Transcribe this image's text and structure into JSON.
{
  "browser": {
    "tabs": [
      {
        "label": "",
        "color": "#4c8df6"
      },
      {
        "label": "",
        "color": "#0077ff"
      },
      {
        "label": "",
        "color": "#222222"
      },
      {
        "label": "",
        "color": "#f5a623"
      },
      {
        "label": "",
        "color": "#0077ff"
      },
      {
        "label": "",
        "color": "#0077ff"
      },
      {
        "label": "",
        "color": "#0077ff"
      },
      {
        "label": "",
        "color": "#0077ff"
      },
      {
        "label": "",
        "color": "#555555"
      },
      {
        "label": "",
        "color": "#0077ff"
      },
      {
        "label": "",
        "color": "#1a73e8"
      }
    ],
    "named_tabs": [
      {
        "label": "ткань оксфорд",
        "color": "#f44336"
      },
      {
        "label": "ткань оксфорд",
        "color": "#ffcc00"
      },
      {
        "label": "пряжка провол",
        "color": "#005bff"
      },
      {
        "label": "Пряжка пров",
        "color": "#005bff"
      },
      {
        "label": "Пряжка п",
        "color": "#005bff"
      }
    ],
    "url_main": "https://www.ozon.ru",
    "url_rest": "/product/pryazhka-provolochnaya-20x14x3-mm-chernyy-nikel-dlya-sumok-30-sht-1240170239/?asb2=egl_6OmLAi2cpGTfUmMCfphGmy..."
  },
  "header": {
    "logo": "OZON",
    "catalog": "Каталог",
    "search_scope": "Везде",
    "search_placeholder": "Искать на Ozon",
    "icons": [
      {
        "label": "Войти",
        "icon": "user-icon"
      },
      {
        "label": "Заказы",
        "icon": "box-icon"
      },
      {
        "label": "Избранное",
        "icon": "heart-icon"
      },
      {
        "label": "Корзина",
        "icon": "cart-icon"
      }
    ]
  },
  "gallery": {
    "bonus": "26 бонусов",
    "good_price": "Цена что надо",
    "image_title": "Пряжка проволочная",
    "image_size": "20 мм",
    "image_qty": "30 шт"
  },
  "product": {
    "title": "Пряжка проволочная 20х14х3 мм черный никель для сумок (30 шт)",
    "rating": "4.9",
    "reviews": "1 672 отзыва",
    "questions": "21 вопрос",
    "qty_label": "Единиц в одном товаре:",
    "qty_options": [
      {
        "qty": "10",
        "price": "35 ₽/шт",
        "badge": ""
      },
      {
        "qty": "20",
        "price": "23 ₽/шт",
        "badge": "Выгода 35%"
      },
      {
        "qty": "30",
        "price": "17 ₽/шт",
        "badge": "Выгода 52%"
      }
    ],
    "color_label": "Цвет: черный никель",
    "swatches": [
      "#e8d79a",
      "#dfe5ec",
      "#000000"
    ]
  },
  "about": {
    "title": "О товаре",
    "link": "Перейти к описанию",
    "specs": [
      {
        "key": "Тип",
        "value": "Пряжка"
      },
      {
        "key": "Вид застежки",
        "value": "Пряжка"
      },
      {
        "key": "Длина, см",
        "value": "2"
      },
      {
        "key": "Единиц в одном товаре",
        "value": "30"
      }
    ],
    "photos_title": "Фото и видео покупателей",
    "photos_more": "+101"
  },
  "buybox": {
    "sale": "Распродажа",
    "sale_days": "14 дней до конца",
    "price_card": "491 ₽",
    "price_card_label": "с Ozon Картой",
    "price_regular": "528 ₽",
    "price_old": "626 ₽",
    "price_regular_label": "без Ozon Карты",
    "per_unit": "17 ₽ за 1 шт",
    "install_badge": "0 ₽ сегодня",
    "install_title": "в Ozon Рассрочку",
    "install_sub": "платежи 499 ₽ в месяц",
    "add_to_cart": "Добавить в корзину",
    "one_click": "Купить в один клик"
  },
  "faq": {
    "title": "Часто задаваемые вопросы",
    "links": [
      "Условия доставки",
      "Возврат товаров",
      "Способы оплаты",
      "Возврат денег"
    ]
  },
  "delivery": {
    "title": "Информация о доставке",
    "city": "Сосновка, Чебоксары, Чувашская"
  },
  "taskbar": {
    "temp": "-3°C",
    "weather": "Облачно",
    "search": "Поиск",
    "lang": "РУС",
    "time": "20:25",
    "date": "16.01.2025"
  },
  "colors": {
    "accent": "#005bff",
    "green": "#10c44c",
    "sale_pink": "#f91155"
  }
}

•••••

EXERCISE DIRECTIONS | Your task is to repeat every entry exactly.

RESULT FOR THIS TASK |
Transcribe this image's text and structure into JSON.
{
  "browser": {
    "tabs": [
      {
        "label": "",
        "color": "#4c8df6"
      },
      {
        "label": "",
        "color": "#0077ff"
      },
      {
        "label": "",
        "color": "#222222"
      },
      {
        "label": "",
        "color": "#f5a623"
      },
      {
        "label": "",
        "color": "#0077ff"
      },
      {
        "label": "",
        "color": "#0077ff"
      },
      {
        "label": "",
        "color": "#0077ff"
      },
      {
        "label": "",
        "color": "#0077ff"
      },
      {
        "label": "",
        "color": "#555555"
      },
      {
        "label": "",
        "color": "#0077ff"
      },
      {
        "label": "",
        "color": "#1a73e8"
      }
    ],
    "named_tabs": [
      {
        "label": "ткань оксфорд",
        "color": "#f44336"
      },
      {
        "label": "ткань оксфорд",
        "color": "#ffcc00"
      },
      {
        "label": "пряжка провол",
        "color": "#005bff"
      },
      {
        "label": "Пряжка пров",
        "color": "#005bff"
      },
      {
        "label": "Пряжка п",
        "color": "#005bff"
      }
    ],
    "url_main": "https://www.ozon.ru",
    "url_rest": "/product/pryazhka-provolochnaya-20x14x3-mm-chernyy-nikel-dlya-sumok-30-sht-1240170239/?asb2=egl_6OmLAi2cpGTfUmMCfphGmy..."
  },
  "header": {
    "logo": "OZON",
    "catalog": "Каталог",
    "search_scope": "Везде",
    "search_placeholder": "Искать на Ozon",
    "icons": [
      {
        "label": "Войти",
        "icon": "user-icon"
      },
      {
        "label": "Заказы",
        "icon": "box-icon"
      },
      {
        "label": "Избранное",
        "icon": "heart-icon"
      },
      {
        "label": "Корзина",
        "icon": "cart-icon"
      }
    ]
  },
  "gallery": {
    "bonus": "26 бонусов",
    "good_price": "Цена что надо",
    "image_title": "Пряжка проволочная",
    "image_size": "20 мм",
    "image_qty": "30 шт"
  },
  "product": {
    "title": "Пряжка проволочная 20х14х3 мм черный никель для сумок (30 шт)",
    "rating": "4.9",
    "reviews": "1 672 отзыва",
    "questions": "21 вопрос",
    "qty_label": "Единиц в одном товаре:",
    "qty_options": [
      {
        "qty": "10",
        "price": "35 ₽/шт",
        "badge": ""
      },
      {
        "qty": "20",
        "price": "23 ₽/шт",
        "badge": "Выгода 35%"
      },
      {
        "qty": "30",
        "price": "17 ₽/шт",
        "badge": "Выгода 52%"
      }
    ],
    "color_label": "Цвет: черный никель",
    "swatches": [
      "#e8d79a",
      "#dfe5ec",
      "#000000"
    ]
  },
  "about": {
    "title": "О товаре",
    "link": "Перейти к описанию",
    "specs": [
      {
        "key": "Тип",
        "value": "Пряжка"
      },
      {
        "key": "Вид застежки",
        "value": "Пряжка"
      },
      {
        "key": "Длина, см",
        "value": "2"
      },
      {
        "key": "Единиц в одном товаре",
        "value": "30"
      }
    ],
    "photos_title": "Фото и видео покупателей",
    "photos_more": "+101"
  },
  "buybox": {
    "sale": "Распродажа",
    "sale_days": "14 дней до конца",
    "price_card": "491 ₽",
    "price_card_label": "с Ozon Картой",
    "price_regular": "528 ₽",
    "price_old": "626 ₽",
    "price_regular_label": "без Ozon Карты",
    "per_unit": "17 ₽ за 1 шт",
    "install_badge": "0 ₽ сегодня",
    "install_title": "в Ozon Рассрочку",
    "install_sub": "платежи 499 ₽ в месяц",
    "add_to_cart": "Добавить в корзину",
    "one_click": "Купить в один клик"
  },
  "faq": {
    "title": "Часто задаваемые вопросы",
    "links": [
      "Условия доставки",
      "Возврат товаров",
      "Способы оплаты",
      "Возврат денег"
    ]
  },
  "delivery": {
    "title": "Информация о доставке",
    "city": "Сосновка, Чебоксары, Чувашская"
  },
  "taskbar": {
    "temp": "-3°C",
    "weather": "Облачно",
    "search": "Поиск",
    "lang": "РУС",
    "time": "20:25",
    "date": "16.01.2025"
  },
  "colors": {
    "accent": "#005bff",
    "green": "#10c44c",
    "sale_pink": "#f91155"
  }
}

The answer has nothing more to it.